- [Your task]: Within the material below, find each line bearing the word "感受自然环境的千姿百态" and present it.

- [Material supplied]:
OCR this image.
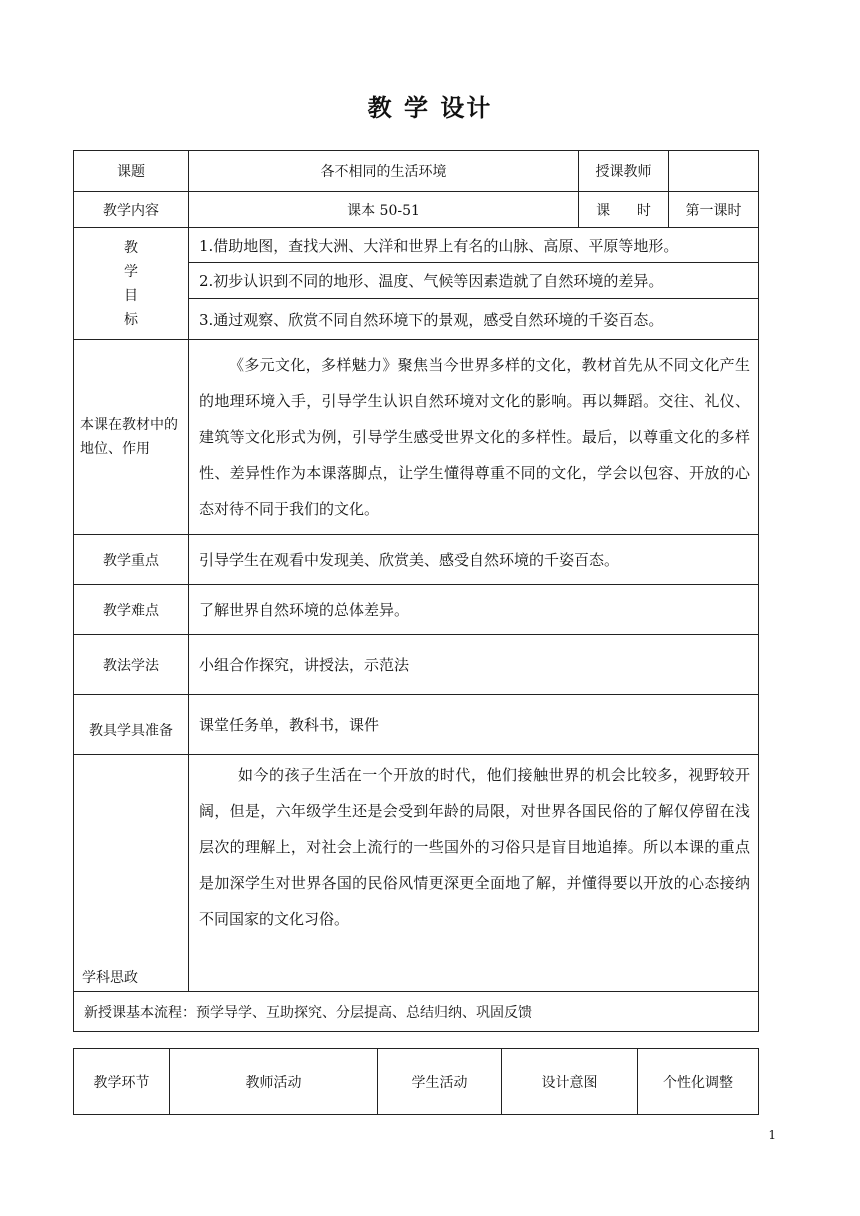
教 学 设计
课题	各不相同的生活环境	授课教师	
教学内容	课本 50-51	课      时	第一课时

教
学
目
标	1.借助地图，查找大洲、大洋和世界上有名的山脉、高原、平原等地形。		
	2.初步认识到不同的地形、温度、气候等因素造就了自然环境的差异。		
	3.通过观察、欣赏不同自然环境下的景观，感受自然环境的千姿百态。		
本课在教材中的地位、作用	《多元文化，多样魅力》聚焦当今世界多样的文化，教材首先从不同文化产生的地理环境入手，引导学生认识自然环境对文化的影响。再以舞蹈。交往、礼仪、建筑等文化形式为例，引导学生感受世界文化的多样性。最后，以尊重文化的多样性、差异性作为本课落脚点，让学生懂得尊重不同的文化，学会以包容、开放的心态对待不同于我们的文化。		
教学重点	引导学生在观看中发现美、欣赏美、感受自然环境的千姿百态。		
教学难点	了解世界自然环境的总体差异。		
教法学法	小组合作探究，讲授法，示范法		
教具学具准备	课堂任务单，教科书，课件		
学科思政	如今的孩子生活在一个开放的时代，他们接触世界的机会比较多，视野较开阔，但是，六年级学生还是会受到年龄的局限，对世界各国民俗的了解仅停留在浅层次的理解上，对社会上流行的一些国外的习俗只是盲目地追捧。所以本课的重点是加深学生对世界各国的民俗风情更深更全面地了解，并懂得要以开放的心态接纳不同国家的文化习俗。		
新授课基本流程：预学导学、互助探究、分层提高、总结归纳、巩固反馈			
教学环节	教师活动	学生活动	设计意图	个性化调整
1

- [Finished answer]:
	3.通过观察、欣赏不同自然环境下的景观，感受自然环境的千姿百态。		
教学重点	引导学生在观看中发现美、欣赏美、感受自然环境的千姿百态。		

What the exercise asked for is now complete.